__Texte proposé__
------------------------------------------------------------------------

En effet, existe le risque que la construction de cette centrale échappe en grande partie aux entreprises de La Réunion et aux travailleurs réunionnais.
Au delà des procédures liées aux appels d’offres lancés au niveau européen, force est de constater qu’aucune information sur ce dossier, notamment au niveau de l’organisation des marchés, et sur le plan de la formation et de l’emploi, n’avait été jusqu’à présent apportée par ceux qui ont la responsabilité de la construction de cette centrale.
Il aura fallu que cette question soit évoquée publiquement pour que le débat soit ouvert.
Ainsi, dans les prochains jours, une réunion devrait être organisée, en présence des responsables de cet équipement. La question de l’accès des entreprises de La Réunion à ce chantier, et des travailleurs aux emplois qui seront générés est désormais posée.
Pour sa part, la Région a fait la démonstration, avec la route des Tamarins, qu’il était possible d’allotir des marchés et de former des Réunionnaises et des Réunionnais, afin qu’ils soient opérationnels au moment du démarrage du chantier. En partenariat avec I’État, c’est la même démarche qui a été engagée pour les projets du tram train et de la nouvelle route du littoral.

------------------------------------------------------------------------

__À vous__
D'après le texte sur la construction de la centrale, grâce à quel chantier la Région a-t-elle montré qu'il était possible d'allotir des marchés et de former des Réunionnaises et des Réunionnais ?

__Documents d'étude__
------------------------------------------------------------------------

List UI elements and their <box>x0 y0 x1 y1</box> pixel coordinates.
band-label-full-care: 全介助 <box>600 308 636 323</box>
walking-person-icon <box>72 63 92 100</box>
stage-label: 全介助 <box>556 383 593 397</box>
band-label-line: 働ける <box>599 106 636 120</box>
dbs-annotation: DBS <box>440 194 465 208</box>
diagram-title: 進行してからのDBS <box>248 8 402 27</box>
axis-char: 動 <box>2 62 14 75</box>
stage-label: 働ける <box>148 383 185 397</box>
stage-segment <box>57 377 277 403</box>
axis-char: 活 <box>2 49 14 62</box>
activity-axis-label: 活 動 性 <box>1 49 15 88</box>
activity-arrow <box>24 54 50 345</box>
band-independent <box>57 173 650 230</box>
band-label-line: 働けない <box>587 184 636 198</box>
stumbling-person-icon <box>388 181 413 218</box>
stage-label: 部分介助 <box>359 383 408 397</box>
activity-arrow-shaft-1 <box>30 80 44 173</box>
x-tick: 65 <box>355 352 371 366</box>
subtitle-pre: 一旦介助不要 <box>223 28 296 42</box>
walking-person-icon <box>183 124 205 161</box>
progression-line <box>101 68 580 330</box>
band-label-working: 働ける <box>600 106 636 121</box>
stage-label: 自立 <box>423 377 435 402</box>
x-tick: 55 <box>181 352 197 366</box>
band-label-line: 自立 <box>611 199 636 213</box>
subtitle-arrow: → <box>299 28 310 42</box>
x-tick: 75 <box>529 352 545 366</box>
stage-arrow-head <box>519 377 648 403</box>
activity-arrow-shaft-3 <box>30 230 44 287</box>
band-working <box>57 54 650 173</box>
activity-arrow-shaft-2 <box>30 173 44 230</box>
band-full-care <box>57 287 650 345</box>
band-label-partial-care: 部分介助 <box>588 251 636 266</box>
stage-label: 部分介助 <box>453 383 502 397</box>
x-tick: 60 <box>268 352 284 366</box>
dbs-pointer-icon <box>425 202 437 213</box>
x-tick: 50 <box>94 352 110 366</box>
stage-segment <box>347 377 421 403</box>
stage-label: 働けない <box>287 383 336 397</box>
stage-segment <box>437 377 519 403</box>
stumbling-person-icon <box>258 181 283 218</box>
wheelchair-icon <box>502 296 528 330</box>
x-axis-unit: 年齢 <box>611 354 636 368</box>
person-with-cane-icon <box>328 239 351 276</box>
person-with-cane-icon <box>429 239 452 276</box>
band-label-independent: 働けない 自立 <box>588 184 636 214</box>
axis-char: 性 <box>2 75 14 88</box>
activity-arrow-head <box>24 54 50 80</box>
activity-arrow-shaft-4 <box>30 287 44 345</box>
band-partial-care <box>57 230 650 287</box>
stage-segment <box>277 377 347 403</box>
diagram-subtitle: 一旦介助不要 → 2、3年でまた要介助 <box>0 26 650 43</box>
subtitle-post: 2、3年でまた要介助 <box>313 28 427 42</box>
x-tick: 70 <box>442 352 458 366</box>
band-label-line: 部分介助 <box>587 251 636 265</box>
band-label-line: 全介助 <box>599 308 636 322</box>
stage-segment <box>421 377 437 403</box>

------------------------------------------------------------------------

__Corrigé__
Grâce au chantier de la route des Tamarins.